What this task involves:
Pull out each line of the data that includes the word "text".
begin Items
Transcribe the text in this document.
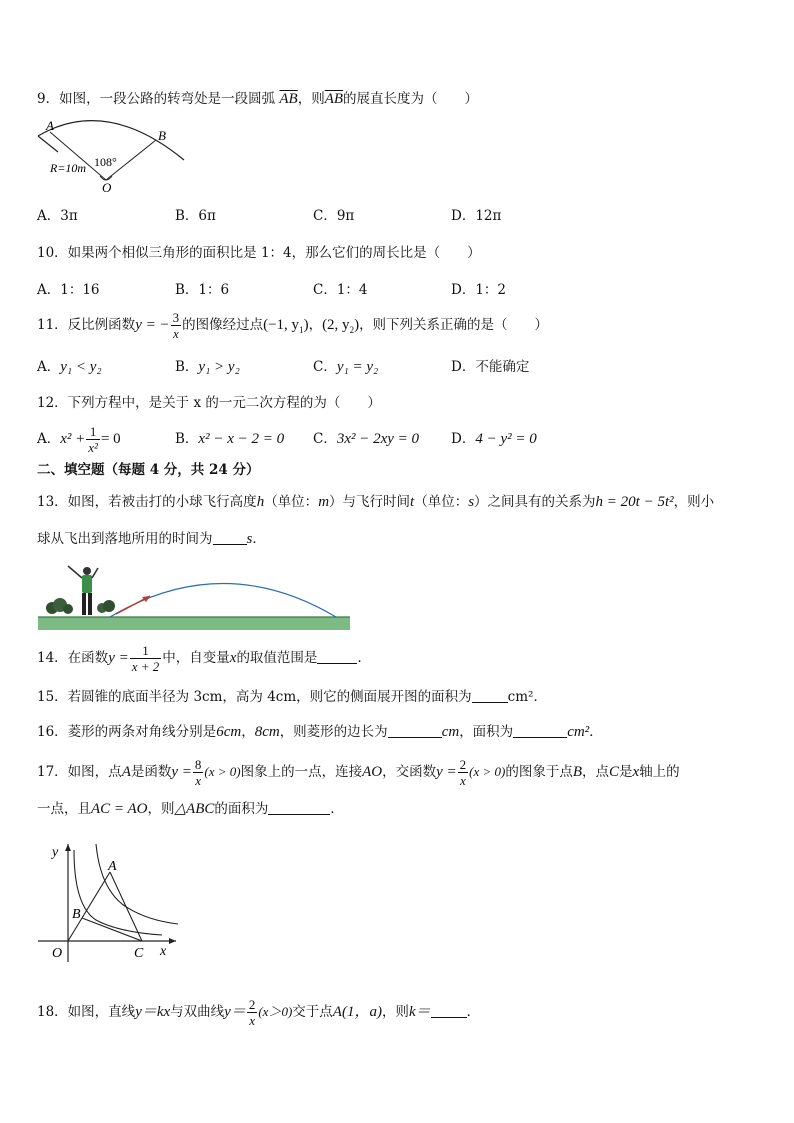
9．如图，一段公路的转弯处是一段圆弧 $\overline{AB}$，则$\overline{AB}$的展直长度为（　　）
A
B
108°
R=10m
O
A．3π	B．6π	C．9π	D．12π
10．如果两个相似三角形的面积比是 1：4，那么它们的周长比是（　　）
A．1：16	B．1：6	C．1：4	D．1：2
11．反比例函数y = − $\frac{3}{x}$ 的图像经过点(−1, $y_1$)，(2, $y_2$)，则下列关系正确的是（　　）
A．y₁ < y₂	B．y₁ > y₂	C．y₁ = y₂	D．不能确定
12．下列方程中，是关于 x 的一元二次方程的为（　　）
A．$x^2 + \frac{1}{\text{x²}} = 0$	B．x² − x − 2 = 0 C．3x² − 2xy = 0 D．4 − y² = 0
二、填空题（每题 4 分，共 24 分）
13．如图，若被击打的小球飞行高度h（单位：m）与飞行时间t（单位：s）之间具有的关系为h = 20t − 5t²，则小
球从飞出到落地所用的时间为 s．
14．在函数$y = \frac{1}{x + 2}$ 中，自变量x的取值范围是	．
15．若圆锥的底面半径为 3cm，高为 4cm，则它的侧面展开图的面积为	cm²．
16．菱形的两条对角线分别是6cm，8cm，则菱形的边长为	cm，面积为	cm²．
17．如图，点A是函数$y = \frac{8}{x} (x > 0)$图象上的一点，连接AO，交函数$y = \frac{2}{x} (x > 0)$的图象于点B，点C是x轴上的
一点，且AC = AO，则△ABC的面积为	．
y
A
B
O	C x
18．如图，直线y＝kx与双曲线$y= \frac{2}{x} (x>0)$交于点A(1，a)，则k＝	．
end Items
begin Items
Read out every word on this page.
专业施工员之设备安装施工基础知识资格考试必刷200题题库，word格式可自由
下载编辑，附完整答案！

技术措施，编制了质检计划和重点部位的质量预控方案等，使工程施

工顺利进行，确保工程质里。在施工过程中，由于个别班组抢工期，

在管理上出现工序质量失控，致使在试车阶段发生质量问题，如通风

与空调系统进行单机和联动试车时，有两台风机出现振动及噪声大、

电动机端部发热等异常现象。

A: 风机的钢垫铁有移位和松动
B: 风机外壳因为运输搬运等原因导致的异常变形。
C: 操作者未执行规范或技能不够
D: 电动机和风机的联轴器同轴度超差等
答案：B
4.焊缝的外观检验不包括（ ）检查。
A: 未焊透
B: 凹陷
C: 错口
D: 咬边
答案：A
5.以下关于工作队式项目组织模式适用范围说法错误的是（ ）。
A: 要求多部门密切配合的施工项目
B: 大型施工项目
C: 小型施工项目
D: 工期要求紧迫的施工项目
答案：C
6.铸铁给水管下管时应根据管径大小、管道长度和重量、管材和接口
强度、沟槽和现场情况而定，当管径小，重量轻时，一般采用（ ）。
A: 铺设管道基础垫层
end Items
Solution to this task:
Transcribe the text in this document.
A．$x^2 + \frac{1}{\text{x²}} = 0$	B．x² − x − 2 = 0 C．3x² − 2xy = 0 D．4 − y² = 0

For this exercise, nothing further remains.